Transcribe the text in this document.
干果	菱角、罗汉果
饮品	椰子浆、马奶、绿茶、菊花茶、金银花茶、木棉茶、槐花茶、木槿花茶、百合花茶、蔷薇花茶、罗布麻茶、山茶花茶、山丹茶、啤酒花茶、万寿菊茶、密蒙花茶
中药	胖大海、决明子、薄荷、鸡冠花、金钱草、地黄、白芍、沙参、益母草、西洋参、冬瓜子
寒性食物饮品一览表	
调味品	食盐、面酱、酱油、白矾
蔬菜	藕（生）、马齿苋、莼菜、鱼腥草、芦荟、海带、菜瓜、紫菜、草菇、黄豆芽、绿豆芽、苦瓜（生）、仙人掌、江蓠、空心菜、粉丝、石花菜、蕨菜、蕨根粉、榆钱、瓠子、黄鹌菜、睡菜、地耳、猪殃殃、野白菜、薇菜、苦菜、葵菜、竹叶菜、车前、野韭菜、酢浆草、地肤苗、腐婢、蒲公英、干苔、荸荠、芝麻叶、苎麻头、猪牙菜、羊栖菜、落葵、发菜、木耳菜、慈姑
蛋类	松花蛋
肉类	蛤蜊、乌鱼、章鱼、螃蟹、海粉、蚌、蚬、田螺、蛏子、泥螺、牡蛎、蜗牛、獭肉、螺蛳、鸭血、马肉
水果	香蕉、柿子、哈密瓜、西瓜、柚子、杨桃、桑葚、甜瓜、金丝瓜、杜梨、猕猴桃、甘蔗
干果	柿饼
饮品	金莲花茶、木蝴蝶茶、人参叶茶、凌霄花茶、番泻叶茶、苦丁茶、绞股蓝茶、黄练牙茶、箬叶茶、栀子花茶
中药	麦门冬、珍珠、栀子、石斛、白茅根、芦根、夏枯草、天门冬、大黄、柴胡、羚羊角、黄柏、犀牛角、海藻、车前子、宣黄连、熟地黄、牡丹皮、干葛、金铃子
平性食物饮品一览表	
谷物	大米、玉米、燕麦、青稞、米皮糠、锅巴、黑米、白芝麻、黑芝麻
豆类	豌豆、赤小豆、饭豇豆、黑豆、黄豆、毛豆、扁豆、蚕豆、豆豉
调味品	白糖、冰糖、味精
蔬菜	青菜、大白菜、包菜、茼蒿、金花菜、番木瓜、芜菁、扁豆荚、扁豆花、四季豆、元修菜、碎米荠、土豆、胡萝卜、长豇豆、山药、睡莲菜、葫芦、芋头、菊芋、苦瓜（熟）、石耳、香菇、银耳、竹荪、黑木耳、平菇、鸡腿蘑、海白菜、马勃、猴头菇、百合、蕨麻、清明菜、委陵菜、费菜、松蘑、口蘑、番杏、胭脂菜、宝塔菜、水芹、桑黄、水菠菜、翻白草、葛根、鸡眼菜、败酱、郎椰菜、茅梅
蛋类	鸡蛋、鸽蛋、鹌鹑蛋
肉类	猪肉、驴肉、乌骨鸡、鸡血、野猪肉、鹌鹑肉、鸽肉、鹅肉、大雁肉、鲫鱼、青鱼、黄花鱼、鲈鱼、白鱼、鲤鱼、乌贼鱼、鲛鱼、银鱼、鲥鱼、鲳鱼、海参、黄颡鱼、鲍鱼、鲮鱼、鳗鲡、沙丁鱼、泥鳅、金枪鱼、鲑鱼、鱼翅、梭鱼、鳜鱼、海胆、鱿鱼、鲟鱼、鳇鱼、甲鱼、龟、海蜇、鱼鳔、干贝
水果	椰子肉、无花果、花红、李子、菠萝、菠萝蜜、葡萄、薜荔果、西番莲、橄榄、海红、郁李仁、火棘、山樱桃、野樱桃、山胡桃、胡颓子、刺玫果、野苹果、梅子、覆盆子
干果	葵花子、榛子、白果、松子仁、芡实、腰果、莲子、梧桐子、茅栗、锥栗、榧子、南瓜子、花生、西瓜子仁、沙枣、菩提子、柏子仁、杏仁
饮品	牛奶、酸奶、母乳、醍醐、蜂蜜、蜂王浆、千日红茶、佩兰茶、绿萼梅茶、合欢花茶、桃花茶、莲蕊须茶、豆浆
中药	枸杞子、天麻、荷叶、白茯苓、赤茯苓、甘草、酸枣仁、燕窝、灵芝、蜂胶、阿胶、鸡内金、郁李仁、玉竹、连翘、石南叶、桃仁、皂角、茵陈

# # #

**EXERCISE OBJECTIVE**. Give the complete listing a second time, exactly as it reads.

**RIGHT ANSWER**.
Transcribe the text in this document.
干果	菱角、罗汉果
饮品	椰子浆、马奶、绿茶、菊花茶、金银花茶、木棉茶、槐花茶、木槿花茶、百合花茶、蔷薇花茶、罗布麻茶、山茶花茶、山丹茶、啤酒花茶、万寿菊茶、密蒙花茶
中药	胖大海、决明子、薄荷、鸡冠花、金钱草、地黄、白芍、沙参、益母草、西洋参、冬瓜子
寒性食物饮品一览表	
调味品	食盐、面酱、酱油、白矾
蔬菜	藕（生）、马齿苋、莼菜、鱼腥草、芦荟、海带、菜瓜、紫菜、草菇、黄豆芽、绿豆芽、苦瓜（生）、仙人掌、江蓠、空心菜、粉丝、石花菜、蕨菜、蕨根粉、榆钱、瓠子、黄鹌菜、睡菜、地耳、猪殃殃、野白菜、薇菜、苦菜、葵菜、竹叶菜、车前、野韭菜、酢浆草、地肤苗、腐婢、蒲公英、干苔、荸荠、芝麻叶、苎麻头、猪牙菜、羊栖菜、落葵、发菜、木耳菜、慈姑
蛋类	松花蛋
肉类	蛤蜊、乌鱼、章鱼、螃蟹、海粉、蚌、蚬、田螺、蛏子、泥螺、牡蛎、蜗牛、獭肉、螺蛳、鸭血、马肉
水果	香蕉、柿子、哈密瓜、西瓜、柚子、杨桃、桑葚、甜瓜、金丝瓜、杜梨、猕猴桃、甘蔗
干果	柿饼
饮品	金莲花茶、木蝴蝶茶、人参叶茶、凌霄花茶、番泻叶茶、苦丁茶、绞股蓝茶、黄练牙茶、箬叶茶、栀子花茶
中药	麦门冬、珍珠、栀子、石斛、白茅根、芦根、夏枯草、天门冬、大黄、柴胡、羚羊角、黄柏、犀牛角、海藻、车前子、宣黄连、熟地黄、牡丹皮、干葛、金铃子
平性食物饮品一览表	
谷物	大米、玉米、燕麦、青稞、米皮糠、锅巴、黑米、白芝麻、黑芝麻
豆类	豌豆、赤小豆、饭豇豆、黑豆、黄豆、毛豆、扁豆、蚕豆、豆豉
调味品	白糖、冰糖、味精
蔬菜	青菜、大白菜、包菜、茼蒿、金花菜、番木瓜、芜菁、扁豆荚、扁豆花、四季豆、元修菜、碎米荠、土豆、胡萝卜、长豇豆、山药、睡莲菜、葫芦、芋头、菊芋、苦瓜（熟）、石耳、香菇、银耳、竹荪、黑木耳、平菇、鸡腿蘑、海白菜、马勃、猴头菇、百合、蕨麻、清明菜、委陵菜、费菜、松蘑、口蘑、番杏、胭脂菜、宝塔菜、水芹、桑黄、水菠菜、翻白草、葛根、鸡眼菜、败酱、郎椰菜、茅梅
蛋类	鸡蛋、鸽蛋、鹌鹑蛋
肉类	猪肉、驴肉、乌骨鸡、鸡血、野猪肉、鹌鹑肉、鸽肉、鹅肉、大雁肉、鲫鱼、青鱼、黄花鱼、鲈鱼、白鱼、鲤鱼、乌贼鱼、鲛鱼、银鱼、鲥鱼、鲳鱼、海参、黄颡鱼、鲍鱼、鲮鱼、鳗鲡、沙丁鱼、泥鳅、金枪鱼、鲑鱼、鱼翅、梭鱼、鳜鱼、海胆、鱿鱼、鲟鱼、鳇鱼、甲鱼、龟、海蜇、鱼鳔、干贝
水果	椰子肉、无花果、花红、李子、菠萝、菠萝蜜、葡萄、薜荔果、西番莲、橄榄、海红、郁李仁、火棘、山樱桃、野樱桃、山胡桃、胡颓子、刺玫果、野苹果、梅子、覆盆子
干果	葵花子、榛子、白果、松子仁、芡实、腰果、莲子、梧桐子、茅栗、锥栗、榧子、南瓜子、花生、西瓜子仁、沙枣、菩提子、柏子仁、杏仁
饮品	牛奶、酸奶、母乳、醍醐、蜂蜜、蜂王浆、千日红茶、佩兰茶、绿萼梅茶、合欢花茶、桃花茶、莲蕊须茶、豆浆
中药	枸杞子、天麻、荷叶、白茯苓、赤茯苓、甘草、酸枣仁、燕窝、灵芝、蜂胶、阿胶、鸡内金、郁李仁、玉竹、连翘、石南叶、桃仁、皂角、茵陈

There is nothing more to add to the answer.